THE EXERCISE -> Your task is to restate the data word for word.

DATA TO PROCESS ->
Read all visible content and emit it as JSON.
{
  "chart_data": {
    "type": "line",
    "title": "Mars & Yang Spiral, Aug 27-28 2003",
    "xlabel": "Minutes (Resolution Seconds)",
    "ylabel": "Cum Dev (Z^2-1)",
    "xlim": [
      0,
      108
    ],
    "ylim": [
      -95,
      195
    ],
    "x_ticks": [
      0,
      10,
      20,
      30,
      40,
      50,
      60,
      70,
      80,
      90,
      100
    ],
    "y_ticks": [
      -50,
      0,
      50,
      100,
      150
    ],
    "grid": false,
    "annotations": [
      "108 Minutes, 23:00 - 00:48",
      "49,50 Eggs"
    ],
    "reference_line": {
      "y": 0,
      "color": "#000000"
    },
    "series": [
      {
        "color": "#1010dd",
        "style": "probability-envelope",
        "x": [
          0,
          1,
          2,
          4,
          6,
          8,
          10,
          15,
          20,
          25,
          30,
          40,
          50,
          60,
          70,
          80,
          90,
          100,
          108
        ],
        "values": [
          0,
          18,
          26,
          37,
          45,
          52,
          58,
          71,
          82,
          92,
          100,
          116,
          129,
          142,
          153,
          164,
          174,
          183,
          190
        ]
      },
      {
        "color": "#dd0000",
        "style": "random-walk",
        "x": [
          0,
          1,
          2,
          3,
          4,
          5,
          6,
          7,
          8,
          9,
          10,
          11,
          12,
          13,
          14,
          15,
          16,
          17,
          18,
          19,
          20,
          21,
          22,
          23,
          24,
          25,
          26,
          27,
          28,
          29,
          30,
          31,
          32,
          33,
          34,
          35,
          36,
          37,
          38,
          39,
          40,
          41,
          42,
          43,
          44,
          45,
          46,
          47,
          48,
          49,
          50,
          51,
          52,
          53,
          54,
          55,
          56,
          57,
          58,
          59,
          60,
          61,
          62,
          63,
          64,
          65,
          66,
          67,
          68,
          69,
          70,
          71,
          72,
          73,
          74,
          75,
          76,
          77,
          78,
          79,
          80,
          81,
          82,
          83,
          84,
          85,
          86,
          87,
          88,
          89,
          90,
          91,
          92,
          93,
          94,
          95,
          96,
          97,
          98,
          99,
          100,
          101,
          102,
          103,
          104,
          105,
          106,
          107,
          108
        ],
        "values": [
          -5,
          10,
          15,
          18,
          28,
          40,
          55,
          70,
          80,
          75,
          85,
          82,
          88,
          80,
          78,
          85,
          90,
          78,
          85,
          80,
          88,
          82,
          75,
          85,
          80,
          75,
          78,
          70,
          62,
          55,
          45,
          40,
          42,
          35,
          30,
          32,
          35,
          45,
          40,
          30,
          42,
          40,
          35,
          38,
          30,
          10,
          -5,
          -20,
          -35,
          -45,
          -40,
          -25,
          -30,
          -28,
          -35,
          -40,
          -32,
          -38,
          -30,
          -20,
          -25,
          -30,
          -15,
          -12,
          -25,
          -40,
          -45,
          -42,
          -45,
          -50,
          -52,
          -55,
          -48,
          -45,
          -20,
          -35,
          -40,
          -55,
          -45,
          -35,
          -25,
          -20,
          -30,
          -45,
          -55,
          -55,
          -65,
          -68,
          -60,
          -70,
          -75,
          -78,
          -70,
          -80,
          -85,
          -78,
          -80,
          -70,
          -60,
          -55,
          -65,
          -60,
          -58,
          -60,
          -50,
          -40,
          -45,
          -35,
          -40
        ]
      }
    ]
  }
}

CORRECT ANSWER ->
Read all visible content and emit it as JSON.
{
  "chart_data": {
    "type": "line",
    "title": "Mars & Yang Spiral, Aug 27-28 2003",
    "xlabel": "Minutes (Resolution Seconds)",
    "ylabel": "Cum Dev (Z^2-1)",
    "xlim": [
      0,
      108
    ],
    "ylim": [
      -95,
      195
    ],
    "x_ticks": [
      0,
      10,
      20,
      30,
      40,
      50,
      60,
      70,
      80,
      90,
      100
    ],
    "y_ticks": [
      -50,
      0,
      50,
      100,
      150
    ],
    "grid": false,
    "annotations": [
      "108 Minutes, 23:00 - 00:48",
      "49,50 Eggs"
    ],
    "reference_line": {
      "y": 0,
      "color": "#000000"
    },
    "series": [
      {
        "color": "#1010dd",
        "style": "probability-envelope",
        "x": [
          0,
          1,
          2,
          4,
          6,
          8,
          10,
          15,
          20,
          25,
          30,
          40,
          50,
          60,
          70,
          80,
          90,
          100,
          108
        ],
        "values": [
          0,
          18,
          26,
          37,
          45,
          52,
          58,
          71,
          82,
          92,
          100,
          116,
          129,
          142,
          153,
          164,
          174,
          183,
          190
        ]
      },
      {
        "color": "#dd0000",
        "style": "random-walk",
        "x": [
          0,
          1,
          2,
          3,
          4,
          5,
          6,
          7,
          8,
          9,
          10,
          11,
          12,
          13,
          14,
          15,
          16,
          17,
          18,
          19,
          20,
          21,
          22,
          23,
          24,
          25,
          26,
          27,
          28,
          29,
          30,
          31,
          32,
          33,
          34,
          35,
          36,
          37,
          38,
          39,
          40,
          41,
          42,
          43,
          44,
          45,
          46,
          47,
          48,
          49,
          50,
          51,
          52,
          53,
          54,
          55,
          56,
          57,
          58,
          59,
          60,
          61,
          62,
          63,
          64,
          65,
          66,
          67,
          68,
          69,
          70,
          71,
          72,
          73,
          74,
          75,
          76,
          77,
          78,
          79,
          80,
          81,
          82,
          83,
          84,
          85,
          86,
          87,
          88,
          89,
          90,
          91,
          92,
          93,
          94,
          95,
          96,
          97,
          98,
          99,
          100,
          101,
          102,
          103,
          104,
          105,
          106,
          107,
          108
        ],
        "values": [
          -5,
          10,
          15,
          18,
          28,
          40,
          55,
          70,
          80,
          75,
          85,
          82,
          88,
          80,
          78,
          85,
          90,
          78,
          85,
          80,
          88,
          82,
          75,
          85,
          80,
          75,
          78,
          70,
          62,
          55,
          45,
          40,
          42,
          35,
          30,
          32,
          35,
          45,
          40,
          30,
          42,
          40,
          35,
          38,
          30,
          10,
          -5,
          -20,
          -35,
          -45,
          -40,
          -25,
          -30,
          -28,
          -35,
          -40,
          -32,
          -38,
          -30,
          -20,
          -25,
          -30,
          -15,
          -12,
          -25,
          -40,
          -45,
          -42,
          -45,
          -50,
          -52,
          -55,
          -48,
          -45,
          -20,
          -35,
          -40,
          -55,
          -45,
          -35,
          -25,
          -20,
          -30,
          -45,
          -55,
          -55,
          -65,
          -68,
          -60,
          -70,
          -75,
          -78,
          -70,
          -80,
          -85,
          -78,
          -80,
          -70,
          -60,
          -55,
          -65,
          -60,
          -58,
          -60,
          -50,
          -40,
          -45,
          -35,
          -40
        ]
      }
    ]
  }
}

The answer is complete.